→ **Instructions for the task**
The answer is a single number: how many lines hold the string "marker".
· · · · · · ·
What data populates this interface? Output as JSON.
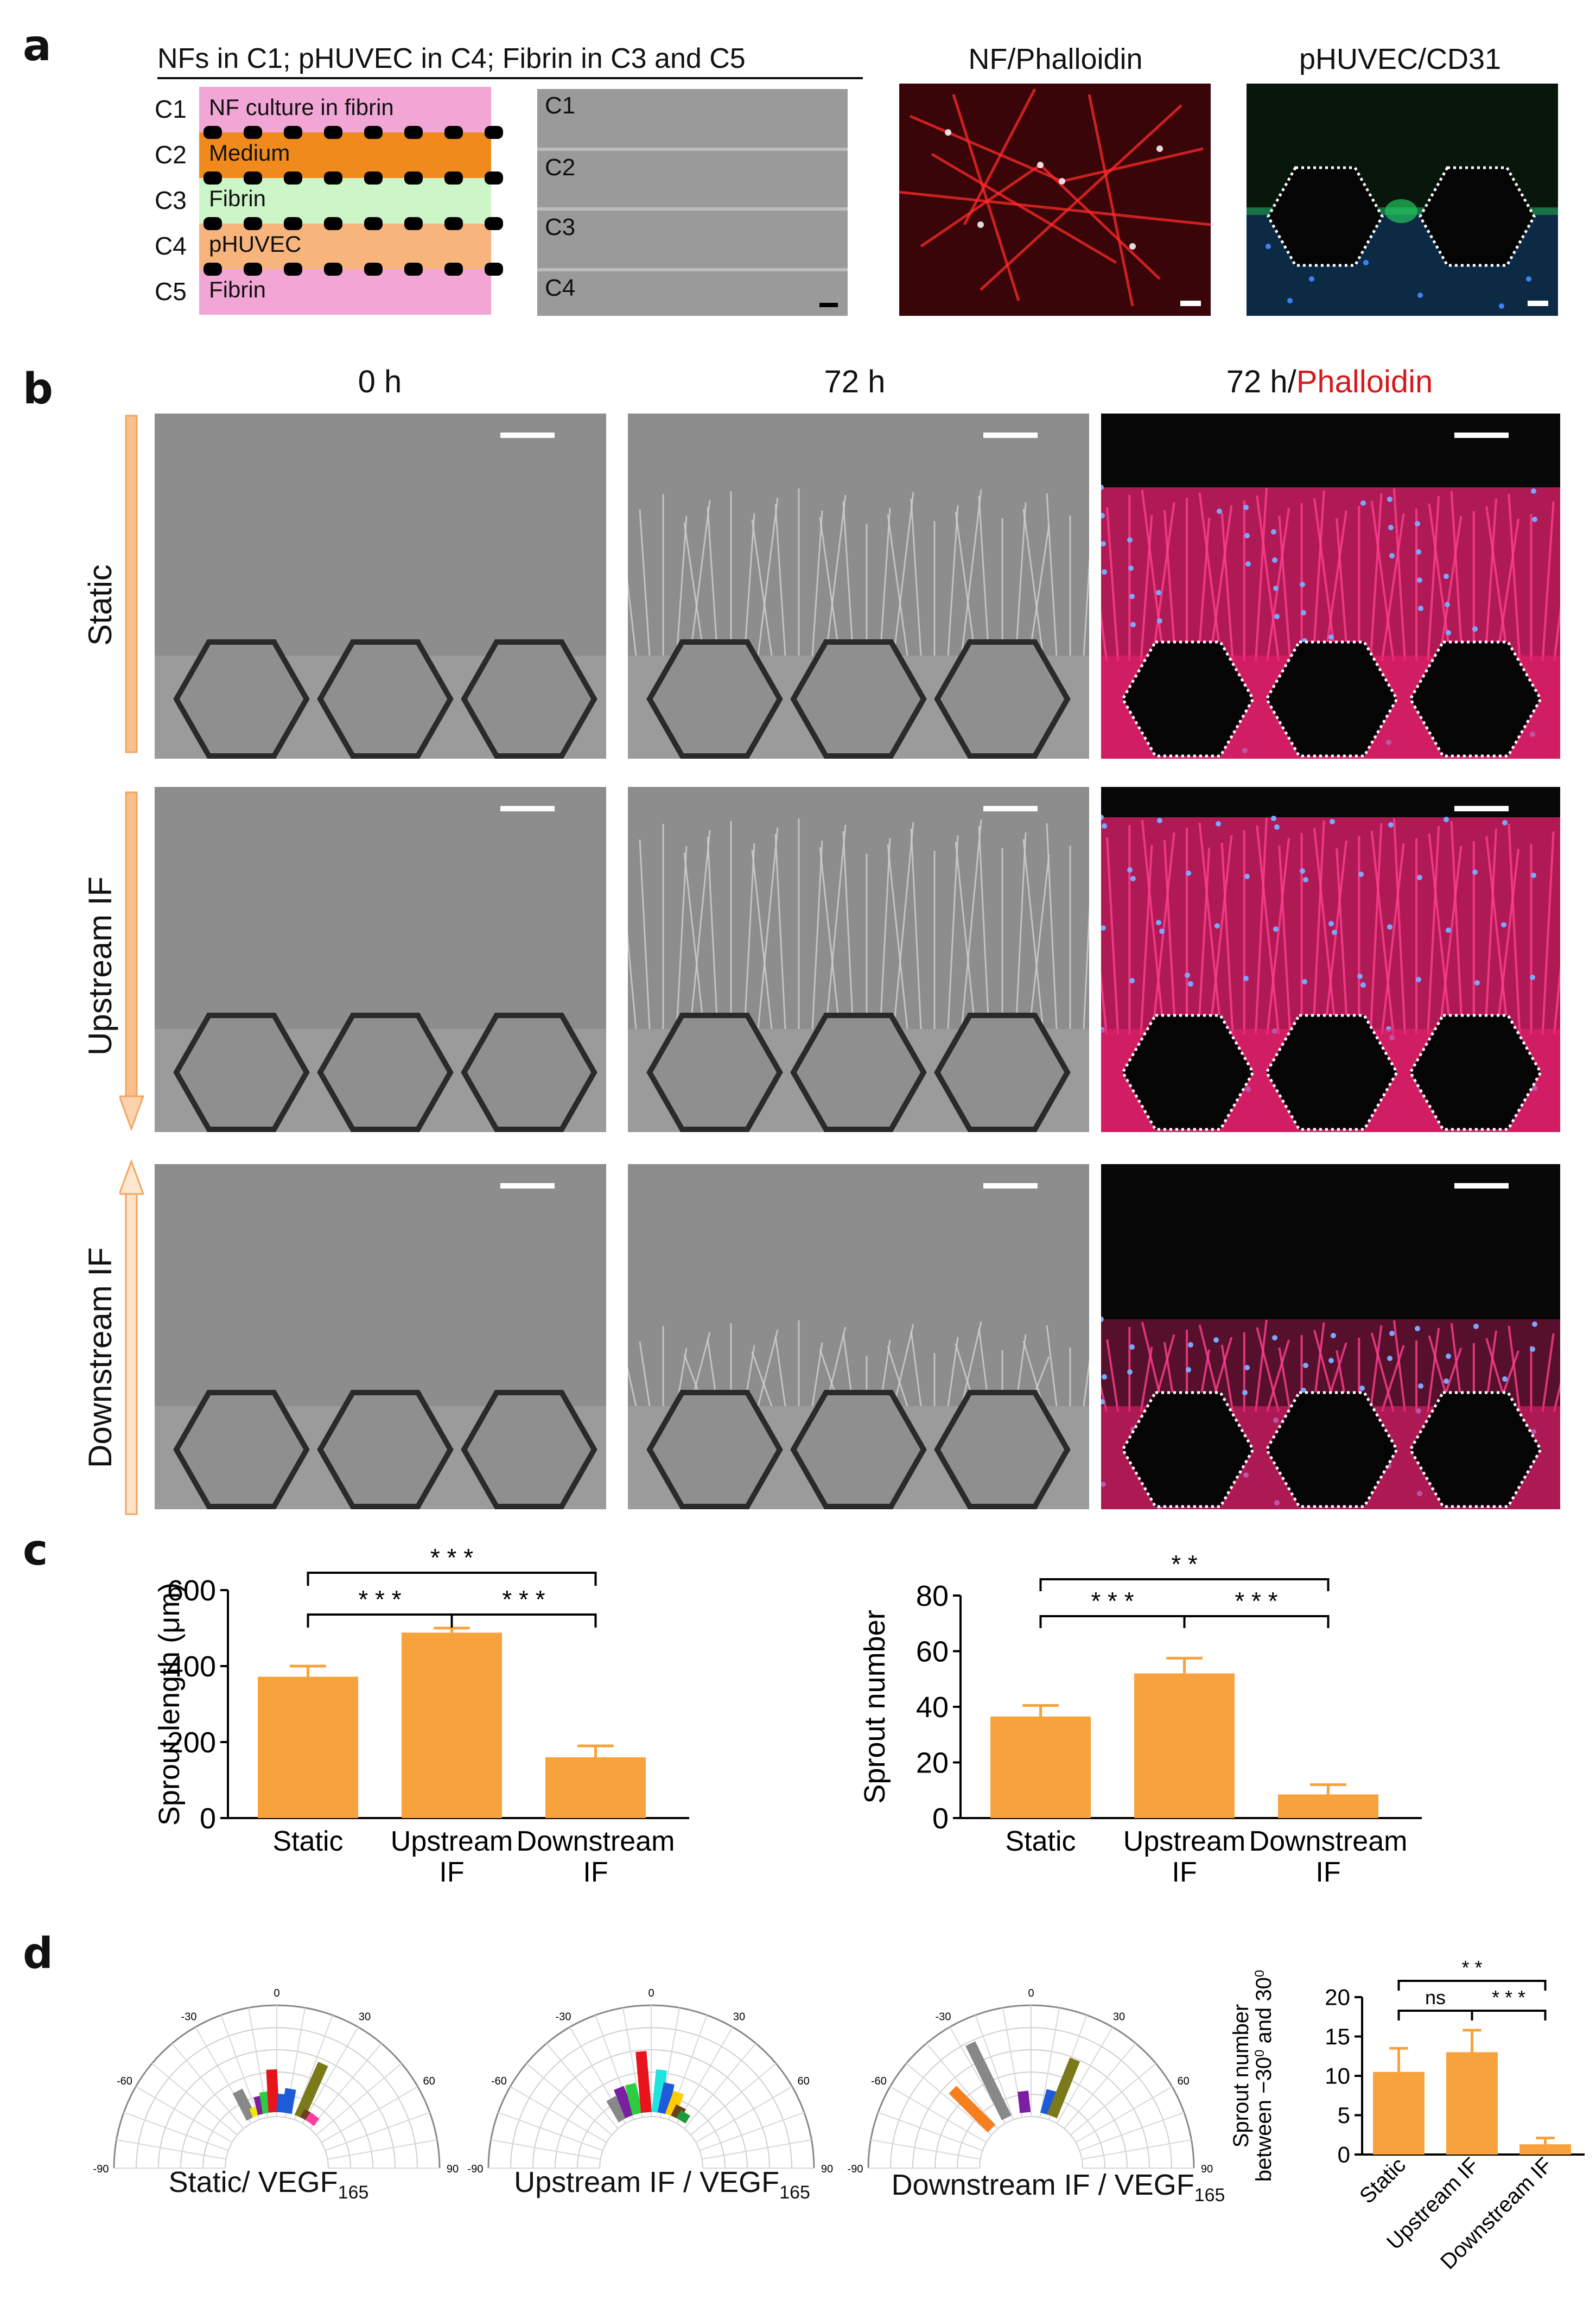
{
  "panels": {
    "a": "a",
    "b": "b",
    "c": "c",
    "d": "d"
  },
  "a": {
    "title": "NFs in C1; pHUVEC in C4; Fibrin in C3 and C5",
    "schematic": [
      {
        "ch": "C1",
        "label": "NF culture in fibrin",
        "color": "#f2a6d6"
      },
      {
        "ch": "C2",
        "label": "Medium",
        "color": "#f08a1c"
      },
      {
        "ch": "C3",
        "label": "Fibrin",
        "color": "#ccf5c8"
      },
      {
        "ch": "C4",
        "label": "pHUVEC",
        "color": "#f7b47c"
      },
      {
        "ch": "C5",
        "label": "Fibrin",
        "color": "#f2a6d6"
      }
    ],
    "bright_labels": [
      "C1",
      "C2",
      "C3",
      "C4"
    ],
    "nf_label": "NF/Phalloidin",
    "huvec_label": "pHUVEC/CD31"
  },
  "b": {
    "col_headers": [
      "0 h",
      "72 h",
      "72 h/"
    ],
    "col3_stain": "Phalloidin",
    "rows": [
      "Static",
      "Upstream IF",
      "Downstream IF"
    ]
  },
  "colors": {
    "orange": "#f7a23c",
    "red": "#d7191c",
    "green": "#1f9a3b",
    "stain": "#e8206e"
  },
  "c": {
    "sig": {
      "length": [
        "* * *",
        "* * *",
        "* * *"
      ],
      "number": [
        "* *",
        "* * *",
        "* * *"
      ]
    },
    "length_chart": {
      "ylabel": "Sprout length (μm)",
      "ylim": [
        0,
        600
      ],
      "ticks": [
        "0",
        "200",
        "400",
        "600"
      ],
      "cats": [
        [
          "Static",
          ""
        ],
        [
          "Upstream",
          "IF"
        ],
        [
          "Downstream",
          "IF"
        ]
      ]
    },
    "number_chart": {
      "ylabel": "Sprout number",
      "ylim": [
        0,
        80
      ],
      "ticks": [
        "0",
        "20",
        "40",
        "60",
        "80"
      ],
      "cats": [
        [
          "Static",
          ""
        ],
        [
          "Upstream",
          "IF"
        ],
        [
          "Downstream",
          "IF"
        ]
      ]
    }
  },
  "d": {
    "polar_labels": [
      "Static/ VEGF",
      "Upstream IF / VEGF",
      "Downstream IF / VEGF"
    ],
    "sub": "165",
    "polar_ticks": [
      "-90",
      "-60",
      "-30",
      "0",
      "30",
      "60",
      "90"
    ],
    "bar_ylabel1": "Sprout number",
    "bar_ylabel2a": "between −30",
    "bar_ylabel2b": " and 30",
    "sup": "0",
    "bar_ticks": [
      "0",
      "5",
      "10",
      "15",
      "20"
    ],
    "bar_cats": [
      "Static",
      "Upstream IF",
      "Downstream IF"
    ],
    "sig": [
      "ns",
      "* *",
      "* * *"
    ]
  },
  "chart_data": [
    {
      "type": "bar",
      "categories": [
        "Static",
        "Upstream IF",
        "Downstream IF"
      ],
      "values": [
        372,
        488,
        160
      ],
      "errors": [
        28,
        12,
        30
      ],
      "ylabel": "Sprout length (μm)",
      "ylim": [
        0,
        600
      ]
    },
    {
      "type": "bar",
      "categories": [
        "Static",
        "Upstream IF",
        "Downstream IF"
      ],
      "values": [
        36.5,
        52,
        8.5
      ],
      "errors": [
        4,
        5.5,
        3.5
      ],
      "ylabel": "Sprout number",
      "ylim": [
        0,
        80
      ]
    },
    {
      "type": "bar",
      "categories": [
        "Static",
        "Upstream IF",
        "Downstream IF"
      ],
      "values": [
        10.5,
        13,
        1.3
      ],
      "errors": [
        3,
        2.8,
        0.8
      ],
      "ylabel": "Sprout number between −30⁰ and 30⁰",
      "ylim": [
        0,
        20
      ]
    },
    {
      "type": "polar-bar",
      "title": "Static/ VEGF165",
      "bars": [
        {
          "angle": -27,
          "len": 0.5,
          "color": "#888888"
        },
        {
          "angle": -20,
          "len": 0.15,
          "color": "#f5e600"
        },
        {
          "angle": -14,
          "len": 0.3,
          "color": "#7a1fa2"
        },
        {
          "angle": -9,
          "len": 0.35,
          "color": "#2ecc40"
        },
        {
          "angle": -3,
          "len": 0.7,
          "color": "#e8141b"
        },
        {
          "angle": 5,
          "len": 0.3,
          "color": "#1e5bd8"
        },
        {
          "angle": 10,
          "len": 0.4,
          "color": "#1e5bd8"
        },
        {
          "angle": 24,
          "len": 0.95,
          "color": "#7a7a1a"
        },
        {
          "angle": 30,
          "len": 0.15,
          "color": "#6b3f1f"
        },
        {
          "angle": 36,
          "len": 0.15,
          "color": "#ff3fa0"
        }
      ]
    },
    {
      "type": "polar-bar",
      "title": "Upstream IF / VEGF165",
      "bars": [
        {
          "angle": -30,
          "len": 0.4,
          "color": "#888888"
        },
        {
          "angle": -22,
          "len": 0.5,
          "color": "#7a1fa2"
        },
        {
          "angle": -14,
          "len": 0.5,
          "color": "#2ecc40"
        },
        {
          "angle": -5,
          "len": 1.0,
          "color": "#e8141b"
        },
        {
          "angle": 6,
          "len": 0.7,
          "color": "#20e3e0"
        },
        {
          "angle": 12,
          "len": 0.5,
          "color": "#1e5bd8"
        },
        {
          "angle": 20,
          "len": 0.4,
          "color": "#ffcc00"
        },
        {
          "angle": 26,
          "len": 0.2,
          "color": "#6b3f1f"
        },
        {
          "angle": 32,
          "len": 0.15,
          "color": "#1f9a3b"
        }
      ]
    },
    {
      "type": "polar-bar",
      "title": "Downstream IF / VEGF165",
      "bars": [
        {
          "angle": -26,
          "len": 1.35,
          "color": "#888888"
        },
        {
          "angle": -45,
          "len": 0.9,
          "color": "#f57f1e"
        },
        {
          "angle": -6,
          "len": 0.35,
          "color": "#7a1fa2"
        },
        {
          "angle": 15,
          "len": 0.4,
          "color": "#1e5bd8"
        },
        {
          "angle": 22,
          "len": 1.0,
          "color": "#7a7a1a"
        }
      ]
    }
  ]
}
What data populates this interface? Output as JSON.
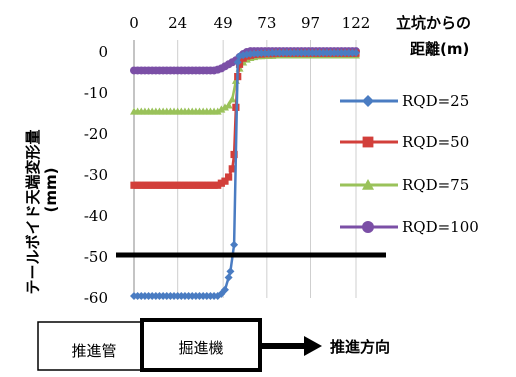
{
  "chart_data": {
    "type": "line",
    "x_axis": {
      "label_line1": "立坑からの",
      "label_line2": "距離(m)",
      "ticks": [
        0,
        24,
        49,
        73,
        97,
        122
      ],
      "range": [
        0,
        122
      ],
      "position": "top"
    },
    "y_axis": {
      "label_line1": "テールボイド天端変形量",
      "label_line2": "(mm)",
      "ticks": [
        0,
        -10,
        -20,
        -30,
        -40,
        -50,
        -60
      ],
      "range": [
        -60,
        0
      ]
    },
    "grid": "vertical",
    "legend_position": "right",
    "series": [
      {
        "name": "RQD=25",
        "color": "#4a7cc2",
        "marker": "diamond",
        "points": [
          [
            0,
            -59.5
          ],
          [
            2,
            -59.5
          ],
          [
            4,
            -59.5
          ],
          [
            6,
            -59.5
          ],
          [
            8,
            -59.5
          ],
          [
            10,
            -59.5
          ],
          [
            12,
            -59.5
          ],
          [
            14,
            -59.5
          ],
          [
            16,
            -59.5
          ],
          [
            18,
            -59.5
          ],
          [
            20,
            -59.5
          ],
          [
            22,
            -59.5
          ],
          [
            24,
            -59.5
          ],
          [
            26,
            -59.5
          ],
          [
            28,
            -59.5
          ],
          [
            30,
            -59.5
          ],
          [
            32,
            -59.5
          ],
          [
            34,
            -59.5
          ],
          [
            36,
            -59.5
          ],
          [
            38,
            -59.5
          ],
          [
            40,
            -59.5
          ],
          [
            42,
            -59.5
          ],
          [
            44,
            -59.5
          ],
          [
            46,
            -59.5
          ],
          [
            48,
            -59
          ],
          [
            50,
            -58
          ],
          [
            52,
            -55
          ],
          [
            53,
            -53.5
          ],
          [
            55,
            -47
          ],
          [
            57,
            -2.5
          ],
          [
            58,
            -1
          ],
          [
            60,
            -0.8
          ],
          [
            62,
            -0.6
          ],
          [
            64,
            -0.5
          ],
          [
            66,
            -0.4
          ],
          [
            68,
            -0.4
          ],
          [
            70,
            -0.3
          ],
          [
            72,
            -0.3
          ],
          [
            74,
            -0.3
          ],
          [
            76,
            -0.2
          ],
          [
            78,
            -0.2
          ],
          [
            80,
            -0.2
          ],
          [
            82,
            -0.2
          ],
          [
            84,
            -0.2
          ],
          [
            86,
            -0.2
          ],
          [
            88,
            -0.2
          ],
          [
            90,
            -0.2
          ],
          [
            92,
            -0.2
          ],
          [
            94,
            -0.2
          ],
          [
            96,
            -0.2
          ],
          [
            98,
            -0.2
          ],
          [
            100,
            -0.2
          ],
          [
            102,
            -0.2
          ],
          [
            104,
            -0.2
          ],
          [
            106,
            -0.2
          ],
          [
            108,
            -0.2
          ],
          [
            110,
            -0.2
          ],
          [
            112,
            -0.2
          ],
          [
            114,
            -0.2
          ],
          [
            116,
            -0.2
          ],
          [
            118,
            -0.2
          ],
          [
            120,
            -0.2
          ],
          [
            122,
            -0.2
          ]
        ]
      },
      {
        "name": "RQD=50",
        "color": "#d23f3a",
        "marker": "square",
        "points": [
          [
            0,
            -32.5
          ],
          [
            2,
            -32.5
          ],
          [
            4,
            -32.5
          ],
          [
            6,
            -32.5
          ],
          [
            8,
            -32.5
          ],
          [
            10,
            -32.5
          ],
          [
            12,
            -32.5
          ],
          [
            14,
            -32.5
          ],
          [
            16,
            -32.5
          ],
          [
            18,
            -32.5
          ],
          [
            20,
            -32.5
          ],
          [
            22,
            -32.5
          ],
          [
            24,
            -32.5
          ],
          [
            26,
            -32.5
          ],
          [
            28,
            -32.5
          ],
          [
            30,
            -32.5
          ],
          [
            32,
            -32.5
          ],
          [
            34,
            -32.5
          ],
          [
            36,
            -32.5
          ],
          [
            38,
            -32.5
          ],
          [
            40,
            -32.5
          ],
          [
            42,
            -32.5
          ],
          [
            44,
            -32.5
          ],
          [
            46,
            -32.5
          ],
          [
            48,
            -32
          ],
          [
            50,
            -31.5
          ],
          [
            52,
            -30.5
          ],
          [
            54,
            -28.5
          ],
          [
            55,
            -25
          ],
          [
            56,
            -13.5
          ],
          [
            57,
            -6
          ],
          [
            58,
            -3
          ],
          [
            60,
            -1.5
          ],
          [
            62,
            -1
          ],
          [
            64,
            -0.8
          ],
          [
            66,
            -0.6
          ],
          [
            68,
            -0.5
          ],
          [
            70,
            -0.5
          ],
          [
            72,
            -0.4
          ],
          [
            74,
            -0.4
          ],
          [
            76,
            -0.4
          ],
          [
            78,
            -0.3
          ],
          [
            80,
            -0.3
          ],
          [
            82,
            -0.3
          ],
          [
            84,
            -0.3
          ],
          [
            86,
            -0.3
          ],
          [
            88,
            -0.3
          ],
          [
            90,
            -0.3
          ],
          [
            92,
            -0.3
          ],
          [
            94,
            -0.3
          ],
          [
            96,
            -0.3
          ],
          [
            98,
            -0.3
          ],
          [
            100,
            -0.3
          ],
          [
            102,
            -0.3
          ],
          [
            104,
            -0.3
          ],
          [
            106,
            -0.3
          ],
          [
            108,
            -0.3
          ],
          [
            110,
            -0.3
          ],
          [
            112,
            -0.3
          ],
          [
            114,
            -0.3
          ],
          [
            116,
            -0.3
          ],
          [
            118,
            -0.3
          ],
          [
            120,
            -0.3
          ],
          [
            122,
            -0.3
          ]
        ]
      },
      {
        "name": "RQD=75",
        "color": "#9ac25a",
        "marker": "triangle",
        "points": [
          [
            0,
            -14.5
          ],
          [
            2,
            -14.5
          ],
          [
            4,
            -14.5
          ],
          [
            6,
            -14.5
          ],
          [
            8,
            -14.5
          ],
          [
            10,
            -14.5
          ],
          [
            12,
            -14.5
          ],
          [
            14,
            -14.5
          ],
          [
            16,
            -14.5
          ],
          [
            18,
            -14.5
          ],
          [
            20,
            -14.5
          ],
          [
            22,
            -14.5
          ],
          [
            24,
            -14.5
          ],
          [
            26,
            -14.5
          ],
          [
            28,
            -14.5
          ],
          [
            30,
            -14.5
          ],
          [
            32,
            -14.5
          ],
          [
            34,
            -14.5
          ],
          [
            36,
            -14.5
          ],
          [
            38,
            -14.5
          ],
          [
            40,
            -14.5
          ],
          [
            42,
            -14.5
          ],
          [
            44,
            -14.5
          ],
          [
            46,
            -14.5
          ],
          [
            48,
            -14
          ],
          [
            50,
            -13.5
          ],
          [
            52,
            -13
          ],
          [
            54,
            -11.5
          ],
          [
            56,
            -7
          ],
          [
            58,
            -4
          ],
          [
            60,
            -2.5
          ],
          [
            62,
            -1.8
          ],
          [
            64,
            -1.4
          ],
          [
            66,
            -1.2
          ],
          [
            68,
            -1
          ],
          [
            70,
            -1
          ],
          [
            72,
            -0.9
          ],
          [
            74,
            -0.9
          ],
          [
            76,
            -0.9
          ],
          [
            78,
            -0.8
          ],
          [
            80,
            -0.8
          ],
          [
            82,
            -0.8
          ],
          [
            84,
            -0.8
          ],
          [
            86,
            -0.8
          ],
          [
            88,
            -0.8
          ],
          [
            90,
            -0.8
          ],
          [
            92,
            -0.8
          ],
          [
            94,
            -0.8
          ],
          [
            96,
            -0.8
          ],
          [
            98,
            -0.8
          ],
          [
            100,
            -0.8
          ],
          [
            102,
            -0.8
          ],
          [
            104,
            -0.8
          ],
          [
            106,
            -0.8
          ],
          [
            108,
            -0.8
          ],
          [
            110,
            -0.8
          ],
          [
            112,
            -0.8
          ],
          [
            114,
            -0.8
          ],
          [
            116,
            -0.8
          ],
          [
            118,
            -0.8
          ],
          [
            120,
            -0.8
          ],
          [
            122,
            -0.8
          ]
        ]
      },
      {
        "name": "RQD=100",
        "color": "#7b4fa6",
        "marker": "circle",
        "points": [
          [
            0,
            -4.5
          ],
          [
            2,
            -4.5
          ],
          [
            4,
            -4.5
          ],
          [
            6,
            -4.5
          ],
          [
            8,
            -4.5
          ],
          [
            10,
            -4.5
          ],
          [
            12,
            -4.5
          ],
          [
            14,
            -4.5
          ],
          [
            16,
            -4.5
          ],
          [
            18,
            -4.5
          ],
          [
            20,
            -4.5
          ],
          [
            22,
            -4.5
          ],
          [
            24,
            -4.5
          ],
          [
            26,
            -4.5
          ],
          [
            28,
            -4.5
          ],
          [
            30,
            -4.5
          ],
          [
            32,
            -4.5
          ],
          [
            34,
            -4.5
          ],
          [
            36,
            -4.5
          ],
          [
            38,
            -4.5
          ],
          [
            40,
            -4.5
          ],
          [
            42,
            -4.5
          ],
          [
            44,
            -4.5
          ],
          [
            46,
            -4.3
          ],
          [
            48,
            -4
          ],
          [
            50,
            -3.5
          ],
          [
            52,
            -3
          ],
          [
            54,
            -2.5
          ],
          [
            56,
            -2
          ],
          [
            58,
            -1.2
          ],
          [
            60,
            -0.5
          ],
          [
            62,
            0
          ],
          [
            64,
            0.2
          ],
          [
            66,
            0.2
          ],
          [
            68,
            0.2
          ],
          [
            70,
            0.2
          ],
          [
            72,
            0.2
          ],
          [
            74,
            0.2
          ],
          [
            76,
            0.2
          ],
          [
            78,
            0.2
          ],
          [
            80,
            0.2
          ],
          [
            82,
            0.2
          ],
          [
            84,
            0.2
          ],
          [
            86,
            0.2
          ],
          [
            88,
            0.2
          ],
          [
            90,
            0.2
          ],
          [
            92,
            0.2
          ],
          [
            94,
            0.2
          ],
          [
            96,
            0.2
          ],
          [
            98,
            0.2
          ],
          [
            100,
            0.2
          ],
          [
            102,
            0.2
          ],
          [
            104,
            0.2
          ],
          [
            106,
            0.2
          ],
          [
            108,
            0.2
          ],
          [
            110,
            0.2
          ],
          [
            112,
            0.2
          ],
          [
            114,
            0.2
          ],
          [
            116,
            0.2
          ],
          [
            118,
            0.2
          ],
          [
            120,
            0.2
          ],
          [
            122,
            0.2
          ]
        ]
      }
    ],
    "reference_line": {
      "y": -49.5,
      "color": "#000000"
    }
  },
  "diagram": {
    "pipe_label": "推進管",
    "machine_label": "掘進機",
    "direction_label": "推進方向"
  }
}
· · · · · · ·
→ **Result**
4